_Supplied records_
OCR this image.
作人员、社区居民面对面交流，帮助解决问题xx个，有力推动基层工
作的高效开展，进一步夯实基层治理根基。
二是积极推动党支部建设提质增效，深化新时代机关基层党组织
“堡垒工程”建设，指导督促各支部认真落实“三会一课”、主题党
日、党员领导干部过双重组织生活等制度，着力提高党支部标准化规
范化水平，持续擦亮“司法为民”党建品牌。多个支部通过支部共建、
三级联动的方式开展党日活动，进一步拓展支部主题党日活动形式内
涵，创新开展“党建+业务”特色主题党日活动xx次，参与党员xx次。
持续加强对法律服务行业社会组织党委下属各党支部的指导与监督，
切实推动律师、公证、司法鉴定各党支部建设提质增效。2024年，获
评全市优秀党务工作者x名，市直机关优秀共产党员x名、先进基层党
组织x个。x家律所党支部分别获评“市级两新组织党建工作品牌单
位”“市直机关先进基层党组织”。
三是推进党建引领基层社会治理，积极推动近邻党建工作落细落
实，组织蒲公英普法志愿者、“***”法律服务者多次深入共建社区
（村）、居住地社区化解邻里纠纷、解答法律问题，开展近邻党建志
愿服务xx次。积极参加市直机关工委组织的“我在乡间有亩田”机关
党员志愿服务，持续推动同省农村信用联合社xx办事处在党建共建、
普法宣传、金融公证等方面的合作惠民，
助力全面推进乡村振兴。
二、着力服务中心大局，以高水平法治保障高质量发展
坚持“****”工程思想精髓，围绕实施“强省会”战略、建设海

_Directions_
Give every line of the material again, exactly as it reads.

_The reply_
OCR this image.
作人员、社区居民面对面交流，帮助解决问题xx个，有力推动基层工
作的高效开展，进一步夯实基层治理根基。
二是积极推动党支部建设提质增效，深化新时代机关基层党组织
“堡垒工程”建设，指导督促各支部认真落实“三会一课”、主题党
日、党员领导干部过双重组织生活等制度，着力提高党支部标准化规
范化水平，持续擦亮“司法为民”党建品牌。多个支部通过支部共建、
三级联动的方式开展党日活动，进一步拓展支部主题党日活动形式内
涵，创新开展“党建+业务”特色主题党日活动xx次，参与党员xx次。
持续加强对法律服务行业社会组织党委下属各党支部的指导与监督，
切实推动律师、公证、司法鉴定各党支部建设提质增效。2024年，获
评全市优秀党务工作者x名，市直机关优秀共产党员x名、先进基层党
组织x个。x家律所党支部分别获评“市级两新组织党建工作品牌单
位”“市直机关先进基层党组织”。
三是推进党建引领基层社会治理，积极推动近邻党建工作落细落
实，组织蒲公英普法志愿者、“***”法律服务者多次深入共建社区
（村）、居住地社区化解邻里纠纷、解答法律问题，开展近邻党建志
愿服务xx次。积极参加市直机关工委组织的“我在乡间有亩田”机关
党员志愿服务，持续推动同省农村信用联合社xx办事处在党建共建、
普法宣传、金融公证等方面的合作惠民，
助力全面推进乡村振兴。
二、着力服务中心大局，以高水平法治保障高质量发展
坚持“****”工程思想精髓，围绕实施“强省会”战略、建设海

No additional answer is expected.